#### Written exercise:
Rewrite the data below, swapping every "arrow-icon" for "arrow-glyph" and leaving everything else as it is.

#### Element position data:

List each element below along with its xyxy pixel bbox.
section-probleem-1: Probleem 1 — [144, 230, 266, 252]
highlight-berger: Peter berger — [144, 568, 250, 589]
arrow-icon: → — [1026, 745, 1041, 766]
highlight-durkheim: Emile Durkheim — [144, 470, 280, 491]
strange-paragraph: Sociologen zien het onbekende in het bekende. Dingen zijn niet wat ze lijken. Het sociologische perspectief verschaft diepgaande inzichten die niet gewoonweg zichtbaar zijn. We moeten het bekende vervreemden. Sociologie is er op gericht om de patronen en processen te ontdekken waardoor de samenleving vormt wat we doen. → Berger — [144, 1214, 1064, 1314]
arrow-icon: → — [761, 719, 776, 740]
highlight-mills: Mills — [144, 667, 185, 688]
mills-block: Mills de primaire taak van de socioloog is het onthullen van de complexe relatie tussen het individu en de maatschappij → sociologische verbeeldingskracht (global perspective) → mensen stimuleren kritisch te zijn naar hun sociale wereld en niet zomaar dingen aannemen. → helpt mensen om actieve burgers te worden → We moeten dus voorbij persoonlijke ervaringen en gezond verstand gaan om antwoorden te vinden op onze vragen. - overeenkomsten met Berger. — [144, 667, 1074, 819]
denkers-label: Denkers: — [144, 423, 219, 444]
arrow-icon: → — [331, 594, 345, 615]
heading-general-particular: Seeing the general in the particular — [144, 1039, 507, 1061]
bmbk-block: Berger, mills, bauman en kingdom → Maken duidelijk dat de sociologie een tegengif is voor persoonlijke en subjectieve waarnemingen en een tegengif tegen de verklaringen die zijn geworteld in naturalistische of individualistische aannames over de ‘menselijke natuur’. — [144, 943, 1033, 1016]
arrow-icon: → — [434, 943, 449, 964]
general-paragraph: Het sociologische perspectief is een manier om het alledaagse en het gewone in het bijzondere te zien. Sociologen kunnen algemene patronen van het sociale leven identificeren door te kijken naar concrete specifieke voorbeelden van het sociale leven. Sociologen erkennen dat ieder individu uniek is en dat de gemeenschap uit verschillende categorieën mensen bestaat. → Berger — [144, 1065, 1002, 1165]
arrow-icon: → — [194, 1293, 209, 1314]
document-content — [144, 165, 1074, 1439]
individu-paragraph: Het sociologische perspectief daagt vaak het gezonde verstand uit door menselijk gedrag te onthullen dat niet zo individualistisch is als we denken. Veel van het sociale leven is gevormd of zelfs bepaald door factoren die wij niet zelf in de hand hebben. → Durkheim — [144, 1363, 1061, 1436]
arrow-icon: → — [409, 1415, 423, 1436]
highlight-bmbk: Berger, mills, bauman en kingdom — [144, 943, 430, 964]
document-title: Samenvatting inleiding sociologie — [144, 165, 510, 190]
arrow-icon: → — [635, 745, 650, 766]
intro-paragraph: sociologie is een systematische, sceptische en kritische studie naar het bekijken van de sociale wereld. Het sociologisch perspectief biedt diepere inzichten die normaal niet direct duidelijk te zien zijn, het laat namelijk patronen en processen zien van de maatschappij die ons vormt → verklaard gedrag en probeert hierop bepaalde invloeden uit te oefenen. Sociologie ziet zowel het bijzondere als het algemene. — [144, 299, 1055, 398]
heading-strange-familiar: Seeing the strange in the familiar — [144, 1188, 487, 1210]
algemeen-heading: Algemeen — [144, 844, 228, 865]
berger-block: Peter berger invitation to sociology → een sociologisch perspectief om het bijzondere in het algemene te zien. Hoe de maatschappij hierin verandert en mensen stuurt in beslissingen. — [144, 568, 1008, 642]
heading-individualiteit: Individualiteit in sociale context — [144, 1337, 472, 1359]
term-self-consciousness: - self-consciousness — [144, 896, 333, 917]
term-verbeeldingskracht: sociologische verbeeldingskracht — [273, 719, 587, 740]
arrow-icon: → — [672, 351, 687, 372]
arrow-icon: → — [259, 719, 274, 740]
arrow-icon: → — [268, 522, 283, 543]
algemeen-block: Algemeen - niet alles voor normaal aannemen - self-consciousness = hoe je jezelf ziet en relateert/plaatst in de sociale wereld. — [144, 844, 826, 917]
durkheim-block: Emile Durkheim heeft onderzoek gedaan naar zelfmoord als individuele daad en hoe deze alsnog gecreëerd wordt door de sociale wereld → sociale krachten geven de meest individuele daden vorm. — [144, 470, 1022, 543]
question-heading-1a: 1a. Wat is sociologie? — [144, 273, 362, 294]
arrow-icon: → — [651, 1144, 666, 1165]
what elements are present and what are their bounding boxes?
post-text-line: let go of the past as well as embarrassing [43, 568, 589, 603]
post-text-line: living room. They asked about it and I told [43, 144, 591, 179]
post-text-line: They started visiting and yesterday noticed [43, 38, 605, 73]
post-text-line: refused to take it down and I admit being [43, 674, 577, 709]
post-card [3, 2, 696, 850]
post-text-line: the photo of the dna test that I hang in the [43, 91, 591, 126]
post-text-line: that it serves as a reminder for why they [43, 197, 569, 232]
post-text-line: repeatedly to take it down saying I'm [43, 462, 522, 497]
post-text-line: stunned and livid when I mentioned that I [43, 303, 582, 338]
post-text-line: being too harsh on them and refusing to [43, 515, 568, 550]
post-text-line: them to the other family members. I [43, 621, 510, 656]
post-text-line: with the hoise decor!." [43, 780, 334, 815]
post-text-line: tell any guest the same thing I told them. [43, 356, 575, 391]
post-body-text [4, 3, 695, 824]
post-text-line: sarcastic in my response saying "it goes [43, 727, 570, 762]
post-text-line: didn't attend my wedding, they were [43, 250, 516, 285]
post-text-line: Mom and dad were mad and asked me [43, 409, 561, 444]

#### Reply:
List each element below along with its xyxy pixel bbox.
section-probleem-1: Probleem 1 — [144, 230, 266, 252]
highlight-berger: Peter berger — [144, 568, 250, 589]
arrow-glyph: → — [1026, 745, 1041, 766]
highlight-durkheim: Emile Durkheim — [144, 470, 280, 491]
strange-paragraph: Sociologen zien het onbekende in het bekende. Dingen zijn niet wat ze lijken. Het sociologische perspectief verschaft diepgaande inzichten die niet gewoonweg zichtbaar zijn. We moeten het bekende vervreemden. Sociologie is er op gericht om de patronen en processen te ontdekken waardoor de samenleving vormt wat we doen. → Berger — [144, 1214, 1064, 1314]
arrow-glyph: → — [761, 719, 776, 740]
highlight-mills: Mills — [144, 667, 185, 688]
mills-block: Mills de primaire taak van de socioloog is het onthullen van de complexe relatie tussen het individu en de maatschappij → sociologische verbeeldingskracht (global perspective) → mensen stimuleren kritisch te zijn naar hun sociale wereld en niet zomaar dingen aannemen. → helpt mensen om actieve burgers te worden → We moeten dus voorbij persoonlijke ervaringen en gezond verstand gaan om antwoorden te vinden op onze vragen. - overeenkomsten met Berger. — [144, 667, 1074, 819]
denkers-label: Denkers: — [144, 423, 219, 444]
arrow-glyph: → — [331, 594, 345, 615]
heading-general-particular: Seeing the general in the particular — [144, 1039, 507, 1061]
bmbk-block: Berger, mills, bauman en kingdom → Maken duidelijk dat de sociologie een tegengif is voor persoonlijke en subjectieve waarnemingen en een tegengif tegen de verklaringen die zijn geworteld in naturalistische of individualistische aannames over de ‘menselijke natuur’. — [144, 943, 1033, 1016]
arrow-glyph: → — [434, 943, 449, 964]
general-paragraph: Het sociologische perspectief is een manier om het alledaagse en het gewone in het bijzondere te zien. Sociologen kunnen algemene patronen van het sociale leven identificeren door te kijken naar concrete specifieke voorbeelden van het sociale leven. Sociologen erkennen dat ieder individu uniek is en dat de gemeenschap uit verschillende categorieën mensen bestaat. → Berger — [144, 1065, 1002, 1165]
arrow-glyph: → — [194, 1293, 209, 1314]
document-content — [144, 165, 1074, 1439]
individu-paragraph: Het sociologische perspectief daagt vaak het gezonde verstand uit door menselijk gedrag te onthullen dat niet zo individualistisch is als we denken. Veel van het sociale leven is gevormd of zelfs bepaald door factoren die wij niet zelf in de hand hebben. → Durkheim — [144, 1363, 1061, 1436]
arrow-glyph: → — [409, 1415, 423, 1436]
highlight-bmbk: Berger, mills, bauman en kingdom — [144, 943, 430, 964]
document-title: Samenvatting inleiding sociologie — [144, 165, 510, 190]
arrow-glyph: → — [635, 745, 650, 766]
intro-paragraph: sociologie is een systematische, sceptische en kritische studie naar het bekijken van de sociale wereld. Het sociologisch perspectief biedt diepere inzichten die normaal niet direct duidelijk te zien zijn, het laat namelijk patronen en processen zien van de maatschappij die ons vormt → verklaard gedrag en probeert hierop bepaalde invloeden uit te oefenen. Sociologie ziet zowel het bijzondere als het algemene. — [144, 299, 1055, 398]
heading-strange-familiar: Seeing the strange in the familiar — [144, 1188, 487, 1210]
algemeen-heading: Algemeen — [144, 844, 228, 865]
berger-block: Peter berger invitation to sociology → een sociologisch perspectief om het bijzondere in het algemene te zien. Hoe de maatschappij hierin verandert en mensen stuurt in beslissingen. — [144, 568, 1008, 642]
heading-individualiteit: Individualiteit in sociale context — [144, 1337, 472, 1359]
term-self-consciousness: - self-consciousness — [144, 896, 333, 917]
term-verbeeldingskracht: sociologische verbeeldingskracht — [273, 719, 587, 740]
arrow-glyph: → — [672, 351, 687, 372]
arrow-glyph: → — [259, 719, 274, 740]
arrow-glyph: → — [268, 522, 283, 543]
algemeen-block: Algemeen - niet alles voor normaal aannemen - self-consciousness = hoe je jezelf ziet en relateert/plaatst in de sociale wereld. — [144, 844, 826, 917]
durkheim-block: Emile Durkheim heeft onderzoek gedaan naar zelfmoord als individuele daad en hoe deze alsnog gecreëerd wordt door de sociale wereld → sociale krachten geven de meest individuele daden vorm. — [144, 470, 1022, 543]
question-heading-1a: 1a. Wat is sociologie? — [144, 273, 362, 294]
arrow-glyph: → — [651, 1144, 666, 1165]
what elements are present and what are their bounding boxes?
post-text-line: let go of the past as well as embarrassing [43, 568, 589, 603]
post-text-line: living room. They asked about it and I told [43, 144, 591, 179]
post-text-line: They started visiting and yesterday noticed [43, 38, 605, 73]
post-text-line: refused to take it down and I admit being [43, 674, 577, 709]
post-card [3, 2, 696, 850]
post-text-line: the photo of the dna test that I hang in the [43, 91, 591, 126]
post-text-line: that it serves as a reminder for why they [43, 197, 569, 232]
post-text-line: repeatedly to take it down saying I'm [43, 462, 522, 497]
post-text-line: stunned and livid when I mentioned that I [43, 303, 582, 338]
post-text-line: being too harsh on them and refusing to [43, 515, 568, 550]
post-text-line: them to the other family members. I [43, 621, 510, 656]
post-text-line: with the hoise decor!." [43, 780, 334, 815]
post-text-line: tell any guest the same thing I told them. [43, 356, 575, 391]
post-body-text [4, 3, 695, 824]
post-text-line: sarcastic in my response saying "it goes [43, 727, 570, 762]
post-text-line: didn't attend my wedding, they were [43, 250, 516, 285]
post-text-line: Mom and dad were mad and asked me [43, 409, 561, 444]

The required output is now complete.